Task brief
Can you print the data exactly and leave out each image?

Collected data:

━━━━━━━━━━━━━━━━

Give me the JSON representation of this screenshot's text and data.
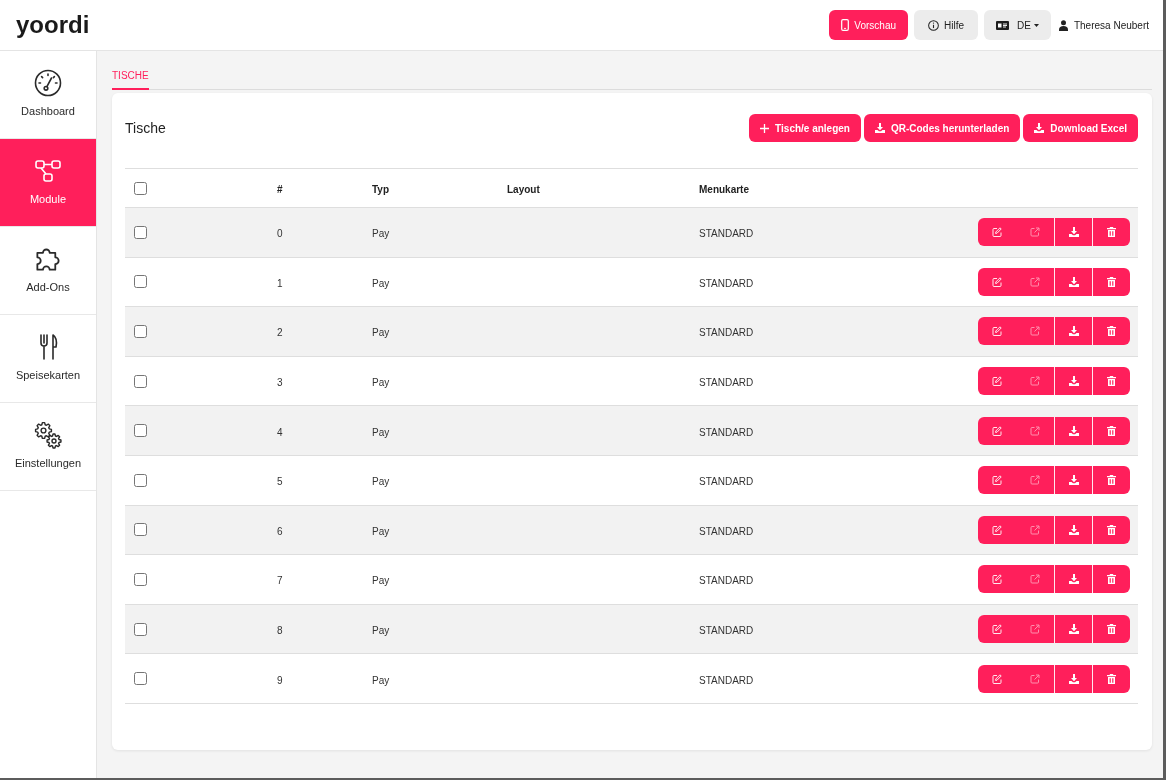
{
  "header": {
    "logo": "yoordi",
    "buttons": [
      {
        "kind": "preview",
        "label": "Vorschau"
      },
      {
        "kind": "help",
        "label": "Hilfe"
      },
      {
        "kind": "language",
        "label": "DE"
      }
    ],
    "user": {
      "name": "Theresa Neubert"
    }
  },
  "sidebar": {
    "items": [
      {
        "kind": "dashboard",
        "label": "Dashboard",
        "selected": false
      },
      {
        "kind": "modules",
        "label": "Module",
        "selected": true
      },
      {
        "kind": "addons",
        "label": "Add-Ons",
        "selected": false
      },
      {
        "kind": "menus",
        "label": "Speisekarten",
        "selected": false
      },
      {
        "kind": "settings",
        "label": "Einstellungen",
        "selected": false
      }
    ]
  },
  "tabs": [
    {
      "label": "TISCHE",
      "selected": true
    }
  ],
  "card": {
    "title": "Tische",
    "actions": [
      {
        "kind": "add",
        "label": "Tisch/e anlegen"
      },
      {
        "kind": "download",
        "label": "QR-Codes herunterladen"
      },
      {
        "kind": "download",
        "label": "Download Excel"
      }
    ]
  },
  "table": {
    "select_all_checked": false,
    "columns": [
      "#",
      "Typ",
      "Layout",
      "Menukarte"
    ],
    "row_actions": [
      {
        "kind": "edit",
        "disabled": false
      },
      {
        "kind": "open",
        "disabled": true
      },
      {
        "kind": "download",
        "disabled": false
      },
      {
        "kind": "delete",
        "disabled": false
      }
    ],
    "rows": [
      {
        "number": "0",
        "type": "Pay",
        "menu": "STANDARD",
        "checked": false
      },
      {
        "number": "1",
        "type": "Pay",
        "menu": "STANDARD",
        "checked": false
      },
      {
        "number": "2",
        "type": "Pay",
        "menu": "STANDARD",
        "checked": false
      },
      {
        "number": "3",
        "type": "Pay",
        "menu": "STANDARD",
        "checked": false
      },
      {
        "number": "4",
        "type": "Pay",
        "menu": "STANDARD",
        "checked": false
      },
      {
        "number": "5",
        "type": "Pay",
        "menu": "STANDARD",
        "checked": false
      },
      {
        "number": "6",
        "type": "Pay",
        "menu": "STANDARD",
        "checked": false
      },
      {
        "number": "7",
        "type": "Pay",
        "menu": "STANDARD",
        "checked": false
      },
      {
        "number": "8",
        "type": "Pay",
        "menu": "STANDARD",
        "checked": false
      },
      {
        "number": "9",
        "type": "Pay",
        "menu": "STANDARD",
        "checked": false
      }
    ]
  }
}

━━━━━━━━━━━━━━━━

Finished exercise
Give me the JSON representation of this screenshot's text and data.
{
  "header": {
    "logo": "yoordi",
    "buttons": [
      {
        "kind": "preview",
        "label": "Vorschau"
      },
      {
        "kind": "help",
        "label": "Hilfe"
      },
      {
        "kind": "language",
        "label": "DE"
      }
    ],
    "user": {
      "name": "Theresa Neubert"
    }
  },
  "sidebar": {
    "items": [
      {
        "kind": "dashboard",
        "label": "Dashboard",
        "selected": false
      },
      {
        "kind": "modules",
        "label": "Module",
        "selected": true
      },
      {
        "kind": "addons",
        "label": "Add-Ons",
        "selected": false
      },
      {
        "kind": "menus",
        "label": "Speisekarten",
        "selected": false
      },
      {
        "kind": "settings",
        "label": "Einstellungen",
        "selected": false
      }
    ]
  },
  "tabs": [
    {
      "label": "TISCHE",
      "selected": true
    }
  ],
  "card": {
    "title": "Tische",
    "actions": [
      {
        "kind": "add",
        "label": "Tisch/e anlegen"
      },
      {
        "kind": "download",
        "label": "QR-Codes herunterladen"
      },
      {
        "kind": "download",
        "label": "Download Excel"
      }
    ]
  },
  "table": {
    "select_all_checked": false,
    "columns": [
      "#",
      "Typ",
      "Layout",
      "Menukarte"
    ],
    "row_actions": [
      {
        "kind": "edit",
        "disabled": false
      },
      {
        "kind": "open",
        "disabled": true
      },
      {
        "kind": "download",
        "disabled": false
      },
      {
        "kind": "delete",
        "disabled": false
      }
    ],
    "rows": [
      {
        "number": "0",
        "type": "Pay",
        "menu": "STANDARD",
        "checked": false
      },
      {
        "number": "1",
        "type": "Pay",
        "menu": "STANDARD",
        "checked": false
      },
      {
        "number": "2",
        "type": "Pay",
        "menu": "STANDARD",
        "checked": false
      },
      {
        "number": "3",
        "type": "Pay",
        "menu": "STANDARD",
        "checked": false
      },
      {
        "number": "4",
        "type": "Pay",
        "menu": "STANDARD",
        "checked": false
      },
      {
        "number": "5",
        "type": "Pay",
        "menu": "STANDARD",
        "checked": false
      },
      {
        "number": "6",
        "type": "Pay",
        "menu": "STANDARD",
        "checked": false
      },
      {
        "number": "7",
        "type": "Pay",
        "menu": "STANDARD",
        "checked": false
      },
      {
        "number": "8",
        "type": "Pay",
        "menu": "STANDARD",
        "checked": false
      },
      {
        "number": "9",
        "type": "Pay",
        "menu": "STANDARD",
        "checked": false
      }
    ]
  }
}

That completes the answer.